YOUR GOAL: In your copy, include every line of the listing below exactly but none of the pictures.

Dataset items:

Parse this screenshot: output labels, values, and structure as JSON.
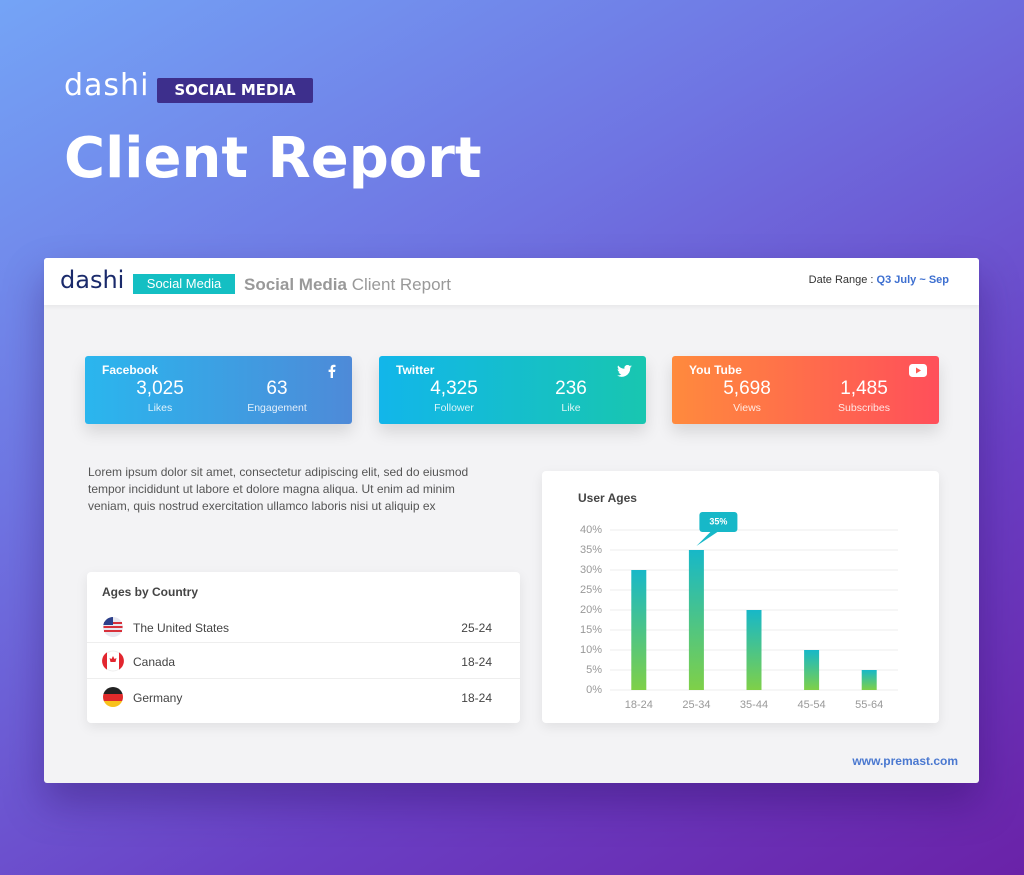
{
  "brand": {
    "logo": "dashi",
    "badge": "SOCIAL MEDIA",
    "title": "Client Report"
  },
  "report": {
    "logo": "dashi",
    "badge": "Social Media",
    "title_bold": "Social Media",
    "title_light": "Client Report",
    "date_label": "Date Range :",
    "date_value": "Q3 July ~ Sep",
    "footer": "www.premast.com"
  },
  "cards": [
    {
      "name": "Facebook",
      "stats": [
        {
          "value": "3,025",
          "label": "Likes"
        },
        {
          "value": "63",
          "label": "Engagement"
        }
      ]
    },
    {
      "name": "Twitter",
      "stats": [
        {
          "value": "4,325",
          "label": "Follower"
        },
        {
          "value": "236",
          "label": "Like"
        }
      ]
    },
    {
      "name": "You Tube",
      "stats": [
        {
          "value": "5,698",
          "label": "Views"
        },
        {
          "value": "1,485",
          "label": "Subscribes"
        }
      ]
    }
  ],
  "description": "Lorem ipsum dolor sit amet, consectetur adipiscing elit, sed do eiusmod tempor incididunt ut labore et dolore magna aliqua. Ut enim ad minim veniam, quis nostrud exercitation ullamco laboris nisi ut aliquip ex",
  "table": {
    "title": "Ages by Country",
    "rows": [
      [
        "The United States",
        "25-24"
      ],
      [
        "Canada",
        "18-24"
      ],
      [
        "Germany",
        "18-24"
      ]
    ]
  },
  "chart_data": {
    "type": "bar",
    "title": "User Ages",
    "categories": [
      "18-24",
      "25-34",
      "35-44",
      "45-54",
      "55-64"
    ],
    "values": [
      30,
      35,
      20,
      10,
      5
    ],
    "value_labels": [
      null,
      "35%",
      null,
      null,
      null
    ],
    "color": "#17b8c8",
    "color_bottom": "#7fd048",
    "ylim": [
      0,
      40
    ],
    "yticks": [
      {
        "value": 0,
        "label": "0%"
      },
      {
        "value": 5,
        "label": "5%"
      },
      {
        "value": 10,
        "label": "10%"
      },
      {
        "value": 15,
        "label": "15%"
      },
      {
        "value": 20,
        "label": "20%"
      },
      {
        "value": 25,
        "label": "25%"
      },
      {
        "value": 30,
        "label": "30%"
      },
      {
        "value": 35,
        "label": "35%"
      },
      {
        "value": 40,
        "label": "40%"
      }
    ],
    "grid": true
  }
}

ANSWER TO THE TASK:
Parse this screenshot: output labels, values, and structure as JSON.
{
  "brand": {
    "logo": "dashi",
    "badge": "SOCIAL MEDIA",
    "title": "Client Report"
  },
  "report": {
    "logo": "dashi",
    "badge": "Social Media",
    "title_bold": "Social Media",
    "title_light": "Client Report",
    "date_label": "Date Range :",
    "date_value": "Q3 July ~ Sep",
    "footer": "www.premast.com"
  },
  "cards": [
    {
      "name": "Facebook",
      "stats": [
        {
          "value": "3,025",
          "label": "Likes"
        },
        {
          "value": "63",
          "label": "Engagement"
        }
      ]
    },
    {
      "name": "Twitter",
      "stats": [
        {
          "value": "4,325",
          "label": "Follower"
        },
        {
          "value": "236",
          "label": "Like"
        }
      ]
    },
    {
      "name": "You Tube",
      "stats": [
        {
          "value": "5,698",
          "label": "Views"
        },
        {
          "value": "1,485",
          "label": "Subscribes"
        }
      ]
    }
  ],
  "description": "Lorem ipsum dolor sit amet, consectetur adipiscing elit, sed do eiusmod tempor incididunt ut labore et dolore magna aliqua. Ut enim ad minim veniam, quis nostrud exercitation ullamco laboris nisi ut aliquip ex",
  "table": {
    "title": "Ages by Country",
    "rows": [
      [
        "The United States",
        "25-24"
      ],
      [
        "Canada",
        "18-24"
      ],
      [
        "Germany",
        "18-24"
      ]
    ]
  },
  "chart_data": {
    "type": "bar",
    "title": "User Ages",
    "categories": [
      "18-24",
      "25-34",
      "35-44",
      "45-54",
      "55-64"
    ],
    "values": [
      30,
      35,
      20,
      10,
      5
    ],
    "value_labels": [
      null,
      "35%",
      null,
      null,
      null
    ],
    "color": "#17b8c8",
    "color_bottom": "#7fd048",
    "ylim": [
      0,
      40
    ],
    "yticks": [
      {
        "value": 0,
        "label": "0%"
      },
      {
        "value": 5,
        "label": "5%"
      },
      {
        "value": 10,
        "label": "10%"
      },
      {
        "value": 15,
        "label": "15%"
      },
      {
        "value": 20,
        "label": "20%"
      },
      {
        "value": 25,
        "label": "25%"
      },
      {
        "value": 30,
        "label": "30%"
      },
      {
        "value": 35,
        "label": "35%"
      },
      {
        "value": 40,
        "label": "40%"
      }
    ],
    "grid": true
  }
}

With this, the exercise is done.